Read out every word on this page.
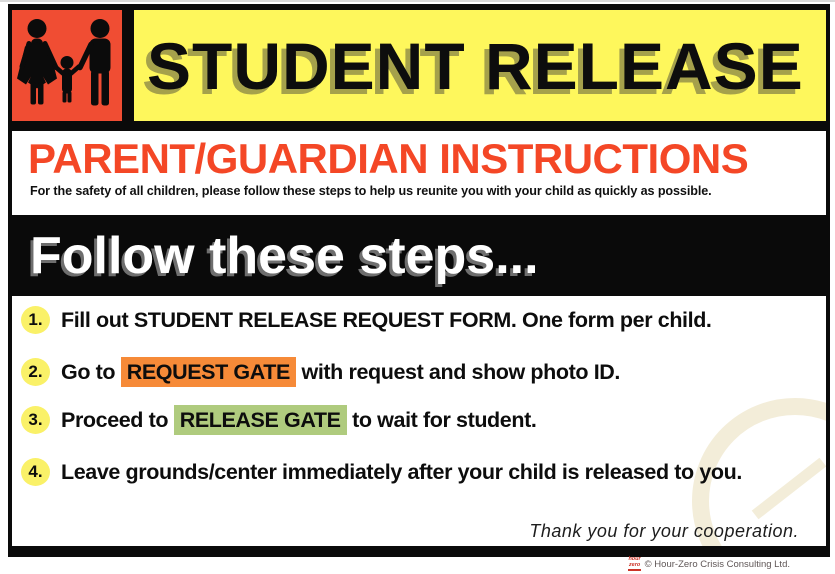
STUDENT RELEASE
PARENT/GUARDIAN INSTRUCTIONS

For the safety of all children, please follow these steps to help us reunite you with your child as quickly as possible.

Follow these steps...
1. Fill out STUDENT RELEASE REQUEST FORM. One form per child.
2. Go to REQUEST GATE with request and show photo ID.
3. Proceed to RELEASE GATE to wait for student.
4. Leave grounds/center immediately after your child is released to you.
Thank you for your cooperation.
hour
zero © Hour-Zero Crisis Consulting Ltd.
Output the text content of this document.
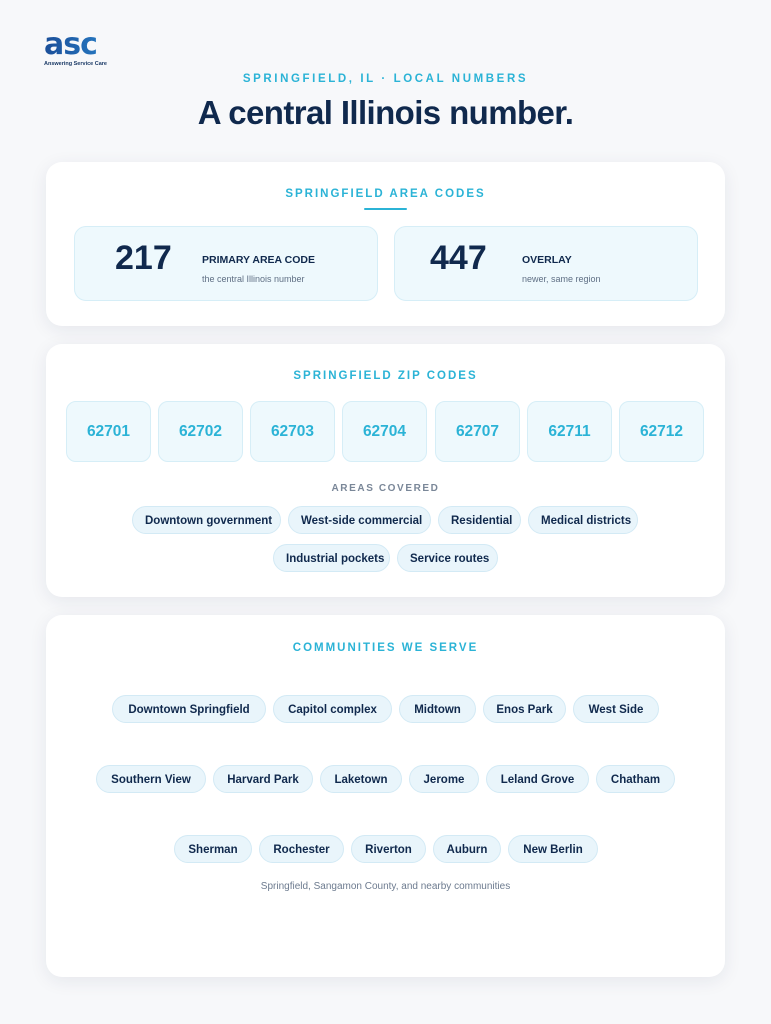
asc
Answering Service Care
SPRINGFIELD, IL · LOCAL NUMBERS
A central Illinois number.
SPRINGFIELD AREA CODES
217	PRIMARY AREA CODE
the central Illinois number
447	OVERLAY
newer, same region
SPRINGFIELD ZIP CODES
62701	62702	62703	62704	62707	62711	62712
AREAS COVERED
Downtown government	West-side commercial	Residential	Medical districts
Industrial pockets	Service routes
COMMUNITIES WE SERVE
Downtown Springfield	Capitol complex	Midtown	Enos Park	West Side
Southern View	Harvard Park	Laketown	Jerome	Leland Grove	Chatham
Sherman	Rochester	Riverton	Auburn	New Berlin
Springfield, Sangamon County, and nearby communities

_Problem statement_: Your task is to retype the lines running from the one that contains "Output the text content of this document." through the end of the records, and nothing else. Pictures are not part of the copy.

_Full output_:
Output the text content of this document.
asc
Answering Service Care
SPRINGFIELD, IL · LOCAL NUMBERS
A central Illinois number.
SPRINGFIELD AREA CODES
217	PRIMARY AREA CODE
the central Illinois number
447	OVERLAY
newer, same region
SPRINGFIELD ZIP CODES
62701	62702	62703	62704	62707	62711	62712
AREAS COVERED
Downtown government	West-side commercial	Residential	Medical districts
Industrial pockets	Service routes
COMMUNITIES WE SERVE
Downtown Springfield	Capitol complex	Midtown	Enos Park	West Side
Southern View	Harvard Park	Laketown	Jerome	Leland Grove	Chatham
Sherman	Rochester	Riverton	Auburn	New Berlin
Springfield, Sangamon County, and nearby communities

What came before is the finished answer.